__TASKS TO PERFORM__.
A) According to the passage on Clos des Lambrays, how large is the Clos des Lambrays plot?
B) Copy out the records from the line containing "Use [x0, y0, x1, y1]" down to the line containing "slice-top: [568, 259, 883, 325]", with both of those lines included. Leave the pictures out.

__PASSAGE__.

Small vineyard leaves a plot to be desired

LIFE

May in Burgundy has been sodden, in body and spirit, capping six months that the Dijon weather station tells us has seen the least sunshine for 60 years. A French expression says " " which translates rather sweetly as "my spirits are down in my socks", or more prosaically "feeling down in the mouth". I must have heard it from five winemakers over just two days.

But standing at the top of the slopes of Clos des Lambrays in Morey-St-Denis, you can feel the energy rising from the land. On the clearest days you can see Mont Blanc, but today the sky is grey and overcast.

The stony soil that cradles the vines is bone dry. Farther down the hill, machines are unable to enter the vineyards because of layers of mud from the latest round of rains, but here after walking up and down the rows I had just the tiniest trace of limestone dust on my shoes.

Clos des Lambrays is the largest single plot of the highest designation grand cru vines in Burgundy, at 8.7 hectares, although made up of three distinct microclimates. I'm here with Thierry Brouin, director and winemaker of Domaine des Lambrays since 1979.

He's stayed with the estate through two owners - first hired by the Saier brothers, Fabien and Louis, then staying on when the German Freund family bought it in 1996.

"Morey is not the best known of the Côtes de Nuits villages, but it's wonderful," he says.

"It was known as the black sheep for years. It's three times smaller than Chambolle or Gevrey and many producers here preferred to concentrate on their vines in those more prestigious appellations. But I love the balance in the wines here," Brouin adds.

The Lambrays plot looks like a steep drop from where we're standing, by the famous gate that marks the northernmost point of the walled clos. No other grand cru in Morey extends as far up the hill, and horses are used to plough much of the land, as some parts are too steep for even small machines to enter. But head over to the neighbouring estate of Domaine Ponsot and you can see the land undulate.

This is what gives so many different exposures to the vines, with contrasting currents of air flowing over them. Each area needs different work through the season, and each is harvested differently. It is what gives Clos des Lambreys its complexity.

__GIVEN RECORDS__.
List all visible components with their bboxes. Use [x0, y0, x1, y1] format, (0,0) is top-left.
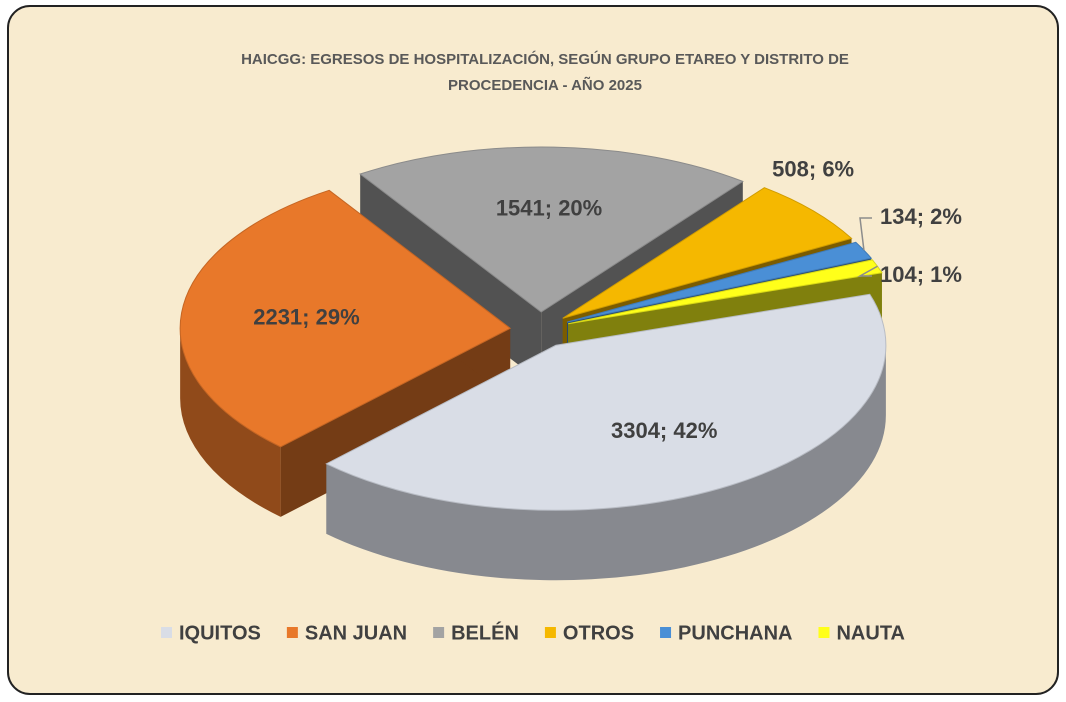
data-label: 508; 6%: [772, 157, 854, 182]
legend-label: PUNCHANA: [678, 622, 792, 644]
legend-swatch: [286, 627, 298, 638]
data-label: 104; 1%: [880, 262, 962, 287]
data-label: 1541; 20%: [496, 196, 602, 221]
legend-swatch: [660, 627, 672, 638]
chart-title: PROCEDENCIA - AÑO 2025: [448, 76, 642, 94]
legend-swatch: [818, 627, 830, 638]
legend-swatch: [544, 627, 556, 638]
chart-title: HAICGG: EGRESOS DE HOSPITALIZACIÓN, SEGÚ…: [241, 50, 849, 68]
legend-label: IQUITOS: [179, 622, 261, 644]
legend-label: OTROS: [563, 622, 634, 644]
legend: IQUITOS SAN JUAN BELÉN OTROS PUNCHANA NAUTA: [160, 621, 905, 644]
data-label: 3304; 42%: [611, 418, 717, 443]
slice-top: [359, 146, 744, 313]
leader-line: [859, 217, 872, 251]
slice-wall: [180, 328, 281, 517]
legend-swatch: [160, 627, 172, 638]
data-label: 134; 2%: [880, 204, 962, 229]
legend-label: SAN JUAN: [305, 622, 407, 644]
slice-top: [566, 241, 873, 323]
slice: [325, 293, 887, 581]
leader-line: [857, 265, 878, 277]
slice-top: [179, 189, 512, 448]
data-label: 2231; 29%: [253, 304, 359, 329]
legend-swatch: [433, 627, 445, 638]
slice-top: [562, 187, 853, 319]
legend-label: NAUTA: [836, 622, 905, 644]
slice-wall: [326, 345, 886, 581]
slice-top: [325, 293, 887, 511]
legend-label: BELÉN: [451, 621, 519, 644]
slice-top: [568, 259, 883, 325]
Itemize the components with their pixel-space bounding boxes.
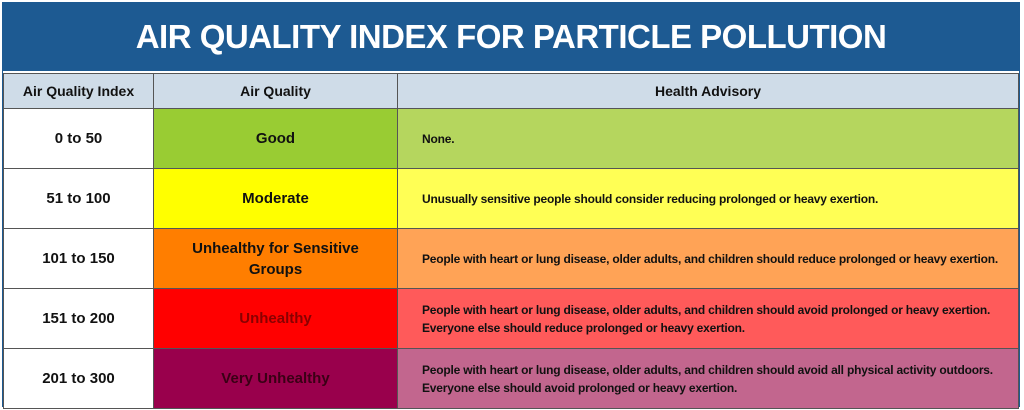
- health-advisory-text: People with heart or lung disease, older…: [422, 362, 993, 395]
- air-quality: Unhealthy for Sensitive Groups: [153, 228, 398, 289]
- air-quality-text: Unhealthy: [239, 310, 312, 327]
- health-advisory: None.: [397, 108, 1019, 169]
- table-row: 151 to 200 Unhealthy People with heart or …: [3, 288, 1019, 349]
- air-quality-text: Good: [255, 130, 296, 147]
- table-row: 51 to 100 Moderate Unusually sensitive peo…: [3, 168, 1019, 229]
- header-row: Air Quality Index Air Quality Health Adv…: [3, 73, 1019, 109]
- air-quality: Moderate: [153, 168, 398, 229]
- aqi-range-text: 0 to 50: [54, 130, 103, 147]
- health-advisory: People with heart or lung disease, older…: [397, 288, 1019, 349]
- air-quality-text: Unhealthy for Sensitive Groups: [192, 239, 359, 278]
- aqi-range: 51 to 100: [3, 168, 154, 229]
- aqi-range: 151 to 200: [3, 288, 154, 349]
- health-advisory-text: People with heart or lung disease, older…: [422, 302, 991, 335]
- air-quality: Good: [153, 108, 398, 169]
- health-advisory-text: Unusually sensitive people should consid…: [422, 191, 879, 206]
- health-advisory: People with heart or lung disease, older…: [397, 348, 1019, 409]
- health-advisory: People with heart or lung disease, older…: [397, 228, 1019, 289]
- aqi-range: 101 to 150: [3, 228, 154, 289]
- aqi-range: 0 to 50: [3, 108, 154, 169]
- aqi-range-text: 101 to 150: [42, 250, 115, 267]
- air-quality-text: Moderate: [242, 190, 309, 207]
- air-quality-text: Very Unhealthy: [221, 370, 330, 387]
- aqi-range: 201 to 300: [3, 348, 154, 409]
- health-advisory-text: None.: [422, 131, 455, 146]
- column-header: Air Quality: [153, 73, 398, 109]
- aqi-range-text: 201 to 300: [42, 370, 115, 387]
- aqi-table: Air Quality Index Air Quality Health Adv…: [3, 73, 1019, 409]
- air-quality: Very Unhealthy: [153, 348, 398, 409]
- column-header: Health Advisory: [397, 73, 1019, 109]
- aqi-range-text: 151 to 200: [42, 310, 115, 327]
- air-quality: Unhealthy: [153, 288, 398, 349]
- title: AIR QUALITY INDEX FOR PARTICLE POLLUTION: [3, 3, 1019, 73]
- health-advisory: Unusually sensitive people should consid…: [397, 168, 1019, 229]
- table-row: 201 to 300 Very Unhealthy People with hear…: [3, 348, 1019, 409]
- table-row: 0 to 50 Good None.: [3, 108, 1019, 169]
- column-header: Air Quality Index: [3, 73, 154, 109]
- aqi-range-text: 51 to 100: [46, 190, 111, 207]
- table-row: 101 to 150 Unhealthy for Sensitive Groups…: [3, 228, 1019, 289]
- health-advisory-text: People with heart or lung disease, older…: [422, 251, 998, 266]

---

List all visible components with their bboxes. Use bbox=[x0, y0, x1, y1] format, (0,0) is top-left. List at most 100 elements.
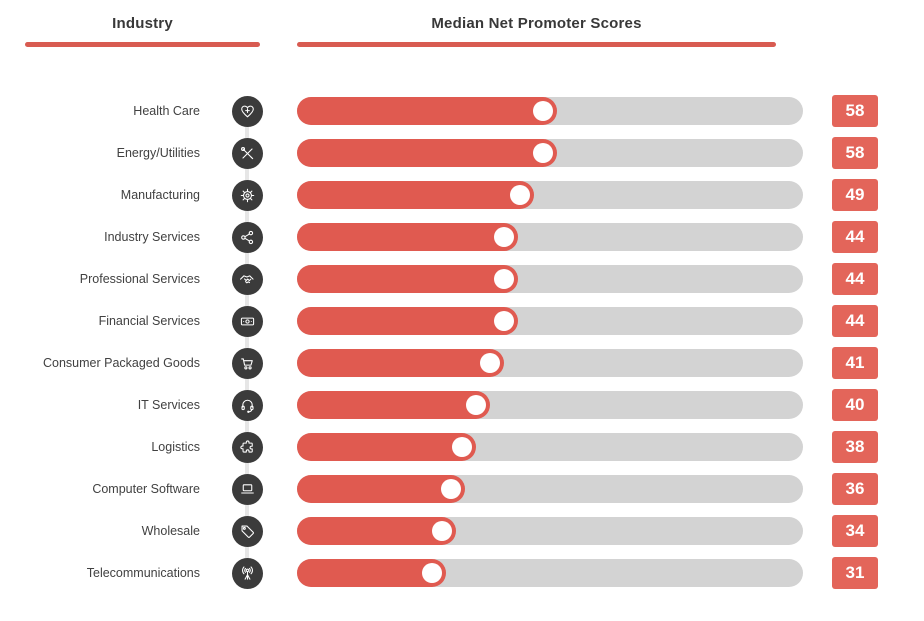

__OUTPUTS FOR THE TASKS__.
A) 8.7 hectares

B)
List all visible components with their bboxes. Use [x0, y0, x1, y1] format, (0,0) is top-left.
data-label: 508; 6%: [772, 157, 854, 182]
legend-label: PUNCHANA: [678, 622, 792, 644]
legend-swatch: [286, 627, 298, 638]
data-label: 104; 1%: [880, 262, 962, 287]
data-label: 1541; 20%: [496, 196, 602, 221]
legend-swatch: [660, 627, 672, 638]
chart-title: PROCEDENCIA - AÑO 2025: [448, 76, 642, 94]
legend-swatch: [818, 627, 830, 638]
legend-swatch: [544, 627, 556, 638]
chart-title: HAICGG: EGRESOS DE HOSPITALIZACIÓN, SEGÚ…: [241, 50, 849, 68]
legend-label: IQUITOS: [179, 622, 261, 644]
legend-label: OTROS: [563, 622, 634, 644]
legend: IQUITOS SAN JUAN BELÉN OTROS PUNCHANA NAUTA: [160, 621, 905, 644]
data-label: 3304; 42%: [611, 418, 717, 443]
slice-top: [359, 146, 744, 313]
leader-line: [859, 217, 872, 251]
slice-wall: [180, 328, 281, 517]
legend-swatch: [160, 627, 172, 638]
data-label: 134; 2%: [880, 204, 962, 229]
legend-label: SAN JUAN: [305, 622, 407, 644]
slice-top: [566, 241, 873, 323]
slice: [325, 293, 887, 581]
leader-line: [857, 265, 878, 277]
slice-top: [179, 189, 512, 448]
data-label: 2231; 29%: [253, 304, 359, 329]
legend-swatch: [433, 627, 445, 638]
slice-top: [562, 187, 853, 319]
legend-label: NAUTA: [836, 622, 905, 644]
slice-wall: [326, 345, 886, 581]
slice-top: [325, 293, 887, 511]
legend-label: BELÉN: [451, 621, 519, 644]
slice-top: [568, 259, 883, 325]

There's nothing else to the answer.